Short problem:
Scan the records below. List lines holding "JSON".

Data extracted from a collection:
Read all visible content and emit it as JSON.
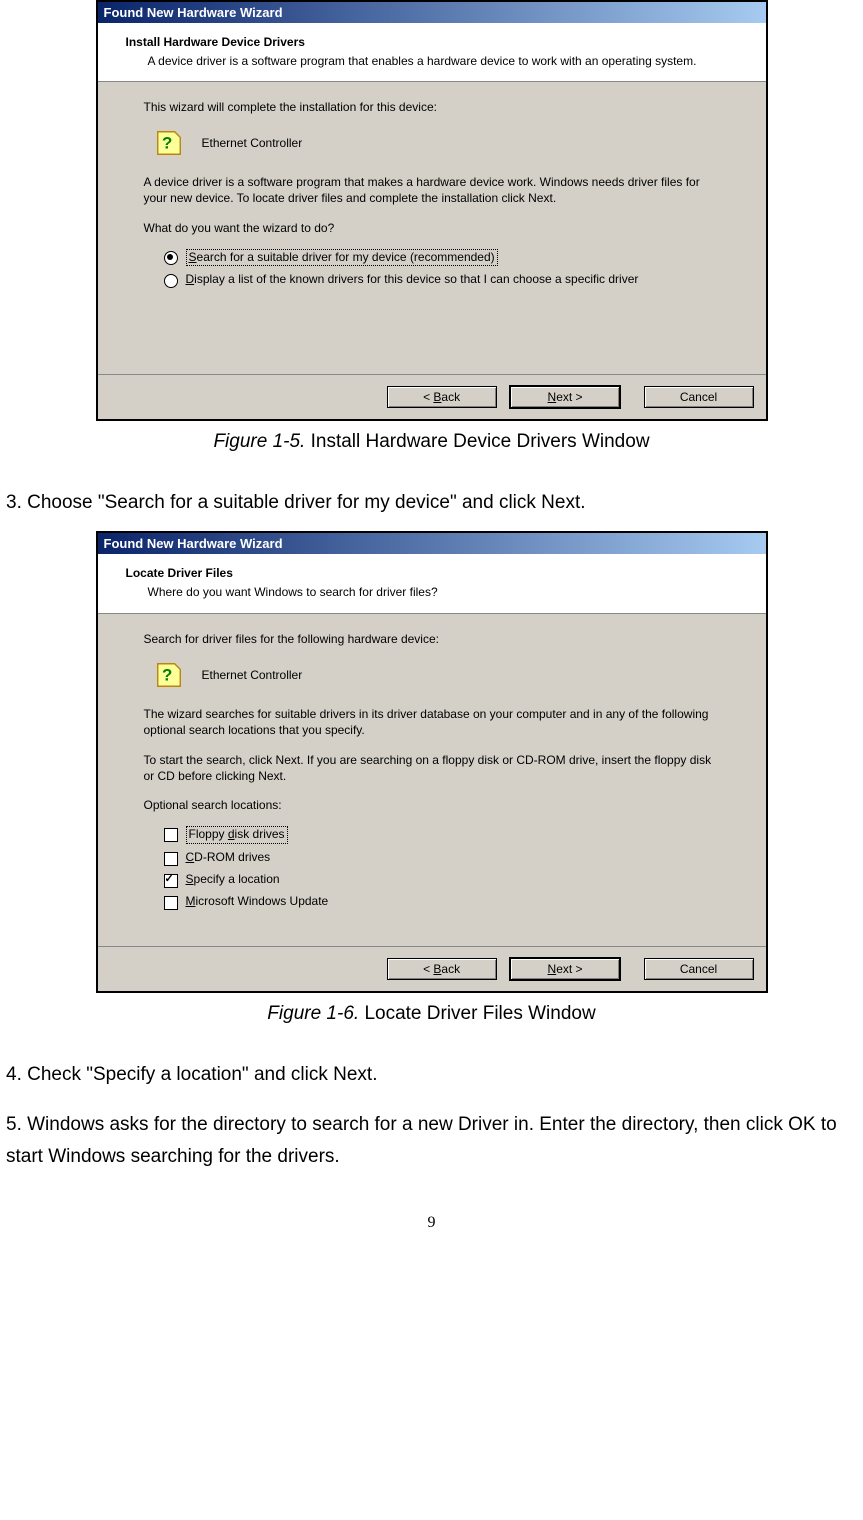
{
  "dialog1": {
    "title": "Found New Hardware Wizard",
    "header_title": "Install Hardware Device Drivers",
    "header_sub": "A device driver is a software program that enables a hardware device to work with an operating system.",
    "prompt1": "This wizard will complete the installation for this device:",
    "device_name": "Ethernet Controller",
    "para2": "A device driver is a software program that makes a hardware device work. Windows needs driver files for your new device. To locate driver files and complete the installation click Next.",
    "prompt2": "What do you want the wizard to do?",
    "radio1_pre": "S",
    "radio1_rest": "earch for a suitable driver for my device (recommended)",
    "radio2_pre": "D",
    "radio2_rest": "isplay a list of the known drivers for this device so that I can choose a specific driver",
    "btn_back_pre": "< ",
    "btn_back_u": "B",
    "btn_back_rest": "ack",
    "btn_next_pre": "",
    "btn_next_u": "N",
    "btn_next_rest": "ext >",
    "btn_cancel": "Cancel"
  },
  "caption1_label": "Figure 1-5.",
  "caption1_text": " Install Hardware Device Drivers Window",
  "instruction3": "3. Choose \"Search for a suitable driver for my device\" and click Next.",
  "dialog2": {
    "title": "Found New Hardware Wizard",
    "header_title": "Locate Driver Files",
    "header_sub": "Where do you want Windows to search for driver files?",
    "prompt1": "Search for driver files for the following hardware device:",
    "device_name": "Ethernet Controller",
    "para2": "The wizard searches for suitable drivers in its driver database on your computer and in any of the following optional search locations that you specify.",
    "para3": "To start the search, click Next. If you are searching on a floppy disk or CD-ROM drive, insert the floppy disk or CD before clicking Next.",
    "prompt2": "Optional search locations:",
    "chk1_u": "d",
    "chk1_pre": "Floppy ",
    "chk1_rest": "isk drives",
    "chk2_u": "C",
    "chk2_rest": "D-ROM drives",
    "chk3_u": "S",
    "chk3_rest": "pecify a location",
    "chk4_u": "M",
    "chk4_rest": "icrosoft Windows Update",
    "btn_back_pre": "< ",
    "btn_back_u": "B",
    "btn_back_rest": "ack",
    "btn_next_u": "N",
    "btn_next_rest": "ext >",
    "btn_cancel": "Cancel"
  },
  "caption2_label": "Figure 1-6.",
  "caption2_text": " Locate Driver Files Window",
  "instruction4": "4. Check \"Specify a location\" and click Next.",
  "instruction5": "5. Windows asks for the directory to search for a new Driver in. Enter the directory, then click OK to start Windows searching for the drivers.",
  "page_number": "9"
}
--
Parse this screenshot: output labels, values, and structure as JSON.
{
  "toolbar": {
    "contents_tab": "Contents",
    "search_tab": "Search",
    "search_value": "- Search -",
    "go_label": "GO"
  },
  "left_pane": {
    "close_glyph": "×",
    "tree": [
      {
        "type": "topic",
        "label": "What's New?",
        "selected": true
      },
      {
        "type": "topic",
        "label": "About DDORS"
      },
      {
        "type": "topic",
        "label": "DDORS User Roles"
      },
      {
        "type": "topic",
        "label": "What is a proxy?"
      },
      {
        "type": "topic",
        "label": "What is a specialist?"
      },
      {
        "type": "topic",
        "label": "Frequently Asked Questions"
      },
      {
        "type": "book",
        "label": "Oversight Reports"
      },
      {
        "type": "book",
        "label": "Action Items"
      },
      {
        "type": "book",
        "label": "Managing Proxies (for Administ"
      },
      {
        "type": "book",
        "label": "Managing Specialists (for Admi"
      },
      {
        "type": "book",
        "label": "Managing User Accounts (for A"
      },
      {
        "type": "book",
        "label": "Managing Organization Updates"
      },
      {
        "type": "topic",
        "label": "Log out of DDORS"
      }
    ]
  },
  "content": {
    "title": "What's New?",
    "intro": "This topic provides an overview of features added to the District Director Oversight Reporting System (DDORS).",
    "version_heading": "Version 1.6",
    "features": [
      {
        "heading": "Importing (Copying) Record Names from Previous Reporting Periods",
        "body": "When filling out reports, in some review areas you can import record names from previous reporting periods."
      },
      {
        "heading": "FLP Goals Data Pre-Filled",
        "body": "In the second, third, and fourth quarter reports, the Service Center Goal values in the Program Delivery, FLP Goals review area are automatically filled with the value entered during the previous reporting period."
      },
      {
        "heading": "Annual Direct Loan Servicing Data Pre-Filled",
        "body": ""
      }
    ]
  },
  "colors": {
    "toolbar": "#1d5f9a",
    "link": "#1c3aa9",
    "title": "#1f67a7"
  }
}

Exercise response:
Read all visible content and emit it as JSON.
Parse this screenshot: output labels, values, and structure as JSON.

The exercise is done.